Goal of the exercise: Read the data and repeat it in full, exactly.

Dataset items
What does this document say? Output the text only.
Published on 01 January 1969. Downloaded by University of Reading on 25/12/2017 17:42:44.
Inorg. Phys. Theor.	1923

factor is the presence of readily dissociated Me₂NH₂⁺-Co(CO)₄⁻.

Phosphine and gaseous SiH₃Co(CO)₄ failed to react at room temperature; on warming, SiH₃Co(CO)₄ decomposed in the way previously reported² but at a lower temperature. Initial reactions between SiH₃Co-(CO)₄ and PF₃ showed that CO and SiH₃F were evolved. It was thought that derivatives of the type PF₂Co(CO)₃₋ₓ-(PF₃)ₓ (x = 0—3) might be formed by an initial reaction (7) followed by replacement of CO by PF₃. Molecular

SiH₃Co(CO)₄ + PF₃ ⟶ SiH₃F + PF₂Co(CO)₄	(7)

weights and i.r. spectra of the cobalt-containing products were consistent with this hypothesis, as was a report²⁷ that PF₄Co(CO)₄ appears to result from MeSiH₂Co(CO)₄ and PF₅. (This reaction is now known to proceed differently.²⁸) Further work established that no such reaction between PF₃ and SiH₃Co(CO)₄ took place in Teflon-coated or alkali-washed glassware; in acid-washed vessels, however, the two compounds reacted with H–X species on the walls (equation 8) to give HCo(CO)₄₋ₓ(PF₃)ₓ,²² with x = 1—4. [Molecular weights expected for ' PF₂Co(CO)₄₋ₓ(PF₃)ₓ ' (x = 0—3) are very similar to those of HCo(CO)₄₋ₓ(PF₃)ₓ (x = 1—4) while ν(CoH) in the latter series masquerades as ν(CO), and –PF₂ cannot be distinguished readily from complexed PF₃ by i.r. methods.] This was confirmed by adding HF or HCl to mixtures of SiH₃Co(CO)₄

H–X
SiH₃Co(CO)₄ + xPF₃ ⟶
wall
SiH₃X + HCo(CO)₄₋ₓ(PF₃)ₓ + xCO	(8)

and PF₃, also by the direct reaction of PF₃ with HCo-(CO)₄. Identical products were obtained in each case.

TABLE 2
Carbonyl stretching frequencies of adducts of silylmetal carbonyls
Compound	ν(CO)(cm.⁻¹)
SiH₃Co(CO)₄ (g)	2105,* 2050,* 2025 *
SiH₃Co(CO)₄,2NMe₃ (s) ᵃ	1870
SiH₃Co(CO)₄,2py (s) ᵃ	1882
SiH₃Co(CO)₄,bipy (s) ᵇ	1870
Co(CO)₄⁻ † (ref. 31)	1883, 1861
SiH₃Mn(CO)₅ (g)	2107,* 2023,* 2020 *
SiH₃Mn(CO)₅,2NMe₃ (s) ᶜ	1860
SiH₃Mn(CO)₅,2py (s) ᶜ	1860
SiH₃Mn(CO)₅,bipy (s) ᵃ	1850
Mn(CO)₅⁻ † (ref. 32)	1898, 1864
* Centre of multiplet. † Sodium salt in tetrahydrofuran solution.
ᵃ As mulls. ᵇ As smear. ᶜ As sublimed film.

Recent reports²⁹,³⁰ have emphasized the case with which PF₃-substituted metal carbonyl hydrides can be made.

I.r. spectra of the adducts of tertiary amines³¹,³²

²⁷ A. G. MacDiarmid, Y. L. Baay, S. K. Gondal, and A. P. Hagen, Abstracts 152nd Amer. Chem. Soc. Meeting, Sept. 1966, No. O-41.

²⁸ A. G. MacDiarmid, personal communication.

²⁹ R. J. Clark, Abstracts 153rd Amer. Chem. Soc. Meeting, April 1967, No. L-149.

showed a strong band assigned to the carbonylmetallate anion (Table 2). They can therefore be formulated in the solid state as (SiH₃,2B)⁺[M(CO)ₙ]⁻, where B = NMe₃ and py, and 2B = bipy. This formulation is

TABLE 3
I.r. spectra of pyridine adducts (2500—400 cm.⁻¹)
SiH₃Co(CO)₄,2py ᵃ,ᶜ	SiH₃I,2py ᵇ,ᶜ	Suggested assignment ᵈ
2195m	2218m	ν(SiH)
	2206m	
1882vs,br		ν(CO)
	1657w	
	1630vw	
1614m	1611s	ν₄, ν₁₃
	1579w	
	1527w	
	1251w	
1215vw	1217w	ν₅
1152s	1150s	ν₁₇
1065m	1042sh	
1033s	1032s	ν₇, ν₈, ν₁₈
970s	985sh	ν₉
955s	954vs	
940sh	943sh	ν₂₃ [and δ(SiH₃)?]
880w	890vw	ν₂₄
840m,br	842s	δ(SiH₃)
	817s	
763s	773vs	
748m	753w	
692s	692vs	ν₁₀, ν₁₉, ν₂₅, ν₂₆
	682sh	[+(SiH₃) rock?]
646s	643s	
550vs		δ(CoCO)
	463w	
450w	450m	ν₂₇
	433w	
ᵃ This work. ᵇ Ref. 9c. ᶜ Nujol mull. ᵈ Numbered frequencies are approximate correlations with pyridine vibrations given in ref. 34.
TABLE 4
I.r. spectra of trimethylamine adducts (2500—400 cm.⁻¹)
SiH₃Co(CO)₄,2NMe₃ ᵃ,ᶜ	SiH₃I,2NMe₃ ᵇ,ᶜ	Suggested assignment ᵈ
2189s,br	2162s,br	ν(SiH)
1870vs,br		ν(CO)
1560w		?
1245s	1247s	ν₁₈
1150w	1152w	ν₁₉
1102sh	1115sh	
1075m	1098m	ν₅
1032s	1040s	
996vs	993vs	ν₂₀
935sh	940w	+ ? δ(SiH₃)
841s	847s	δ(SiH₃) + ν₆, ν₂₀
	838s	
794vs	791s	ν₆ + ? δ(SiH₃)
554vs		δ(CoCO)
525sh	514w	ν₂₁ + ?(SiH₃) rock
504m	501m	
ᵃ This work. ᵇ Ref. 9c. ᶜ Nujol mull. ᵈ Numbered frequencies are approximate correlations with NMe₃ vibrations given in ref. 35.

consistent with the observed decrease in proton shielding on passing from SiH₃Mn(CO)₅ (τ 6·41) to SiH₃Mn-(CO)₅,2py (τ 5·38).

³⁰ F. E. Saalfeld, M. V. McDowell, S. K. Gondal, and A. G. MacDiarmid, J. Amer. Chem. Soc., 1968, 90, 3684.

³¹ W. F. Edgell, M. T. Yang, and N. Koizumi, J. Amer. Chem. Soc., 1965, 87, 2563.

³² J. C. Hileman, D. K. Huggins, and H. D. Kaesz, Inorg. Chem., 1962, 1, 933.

Full answer:
What does this document say? Output the text only.
Published on 01 January 1969. Downloaded by University of Reading on 25/12/2017 17:42:44.
Inorg. Phys. Theor.	1923

factor is the presence of readily dissociated Me₂NH₂⁺-Co(CO)₄⁻.

Phosphine and gaseous SiH₃Co(CO)₄ failed to react at room temperature; on warming, SiH₃Co(CO)₄ decomposed in the way previously reported² but at a lower temperature. Initial reactions between SiH₃Co-(CO)₄ and PF₃ showed that CO and SiH₃F were evolved. It was thought that derivatives of the type PF₂Co(CO)₃₋ₓ-(PF₃)ₓ (x = 0—3) might be formed by an initial reaction (7) followed by replacement of CO by PF₃. Molecular

SiH₃Co(CO)₄ + PF₃ ⟶ SiH₃F + PF₂Co(CO)₄	(7)

weights and i.r. spectra of the cobalt-containing products were consistent with this hypothesis, as was a report²⁷ that PF₄Co(CO)₄ appears to result from MeSiH₂Co(CO)₄ and PF₅. (This reaction is now known to proceed differently.²⁸) Further work established that no such reaction between PF₃ and SiH₃Co(CO)₄ took place in Teflon-coated or alkali-washed glassware; in acid-washed vessels, however, the two compounds reacted with H–X species on the walls (equation 8) to give HCo(CO)₄₋ₓ(PF₃)ₓ,²² with x = 1—4. [Molecular weights expected for ' PF₂Co(CO)₄₋ₓ(PF₃)ₓ ' (x = 0—3) are very similar to those of HCo(CO)₄₋ₓ(PF₃)ₓ (x = 1—4) while ν(CoH) in the latter series masquerades as ν(CO), and –PF₂ cannot be distinguished readily from complexed PF₃ by i.r. methods.] This was confirmed by adding HF or HCl to mixtures of SiH₃Co(CO)₄

H–X
SiH₃Co(CO)₄ + xPF₃ ⟶
wall
SiH₃X + HCo(CO)₄₋ₓ(PF₃)ₓ + xCO	(8)

and PF₃, also by the direct reaction of PF₃ with HCo-(CO)₄. Identical products were obtained in each case.

TABLE 2
Carbonyl stretching frequencies of adducts of silylmetal carbonyls
Compound	ν(CO)(cm.⁻¹)
SiH₃Co(CO)₄ (g)	2105,* 2050,* 2025 *
SiH₃Co(CO)₄,2NMe₃ (s) ᵃ	1870
SiH₃Co(CO)₄,2py (s) ᵃ	1882
SiH₃Co(CO)₄,bipy (s) ᵇ	1870
Co(CO)₄⁻ † (ref. 31)	1883, 1861
SiH₃Mn(CO)₅ (g)	2107,* 2023,* 2020 *
SiH₃Mn(CO)₅,2NMe₃ (s) ᶜ	1860
SiH₃Mn(CO)₅,2py (s) ᶜ	1860
SiH₃Mn(CO)₅,bipy (s) ᵃ	1850
Mn(CO)₅⁻ † (ref. 32)	1898, 1864
* Centre of multiplet. † Sodium salt in tetrahydrofuran solution.
ᵃ As mulls. ᵇ As smear. ᶜ As sublimed film.

Recent reports²⁹,³⁰ have emphasized the case with which PF₃-substituted metal carbonyl hydrides can be made.

I.r. spectra of the adducts of tertiary amines³¹,³²

²⁷ A. G. MacDiarmid, Y. L. Baay, S. K. Gondal, and A. P. Hagen, Abstracts 152nd Amer. Chem. Soc. Meeting, Sept. 1966, No. O-41.

²⁸ A. G. MacDiarmid, personal communication.

²⁹ R. J. Clark, Abstracts 153rd Amer. Chem. Soc. Meeting, April 1967, No. L-149.

showed a strong band assigned to the carbonylmetallate anion (Table 2). They can therefore be formulated in the solid state as (SiH₃,2B)⁺[M(CO)ₙ]⁻, where B = NMe₃ and py, and 2B = bipy. This formulation is

TABLE 3
I.r. spectra of pyridine adducts (2500—400 cm.⁻¹)
SiH₃Co(CO)₄,2py ᵃ,ᶜ	SiH₃I,2py ᵇ,ᶜ	Suggested assignment ᵈ
2195m	2218m	ν(SiH)
	2206m	
1882vs,br		ν(CO)
	1657w	
	1630vw	
1614m	1611s	ν₄, ν₁₃
	1579w	
	1527w	
	1251w	
1215vw	1217w	ν₅
1152s	1150s	ν₁₇
1065m	1042sh	
1033s	1032s	ν₇, ν₈, ν₁₈
970s	985sh	ν₉
955s	954vs	
940sh	943sh	ν₂₃ [and δ(SiH₃)?]
880w	890vw	ν₂₄
840m,br	842s	δ(SiH₃)
	817s	
763s	773vs	
748m	753w	
692s	692vs	ν₁₀, ν₁₉, ν₂₅, ν₂₆
	682sh	[+(SiH₃) rock?]
646s	643s	
550vs		δ(CoCO)
	463w	
450w	450m	ν₂₇
	433w	
ᵃ This work. ᵇ Ref. 9c. ᶜ Nujol mull. ᵈ Numbered frequencies are approximate correlations with pyridine vibrations given in ref. 34.
TABLE 4
I.r. spectra of trimethylamine adducts (2500—400 cm.⁻¹)
SiH₃Co(CO)₄,2NMe₃ ᵃ,ᶜ	SiH₃I,2NMe₃ ᵇ,ᶜ	Suggested assignment ᵈ
2189s,br	2162s,br	ν(SiH)
1870vs,br		ν(CO)
1560w		?
1245s	1247s	ν₁₈
1150w	1152w	ν₁₉
1102sh	1115sh	
1075m	1098m	ν₅
1032s	1040s	
996vs	993vs	ν₂₀
935sh	940w	+ ? δ(SiH₃)
841s	847s	δ(SiH₃) + ν₆, ν₂₀
	838s	
794vs	791s	ν₆ + ? δ(SiH₃)
554vs		δ(CoCO)
525sh	514w	ν₂₁ + ?(SiH₃) rock
504m	501m	
ᵃ This work. ᵇ Ref. 9c. ᶜ Nujol mull. ᵈ Numbered frequencies are approximate correlations with NMe₃ vibrations given in ref. 35.

consistent with the observed decrease in proton shielding on passing from SiH₃Mn(CO)₅ (τ 6·41) to SiH₃Mn-(CO)₅,2py (τ 5·38).

³⁰ F. E. Saalfeld, M. V. McDowell, S. K. Gondal, and A. G. MacDiarmid, J. Amer. Chem. Soc., 1968, 90, 3684.

³¹ W. F. Edgell, M. T. Yang, and N. Koizumi, J. Amer. Chem. Soc., 1965, 87, 2563.

³² J. C. Hileman, D. K. Huggins, and H. D. Kaesz, Inorg. Chem., 1962, 1, 933.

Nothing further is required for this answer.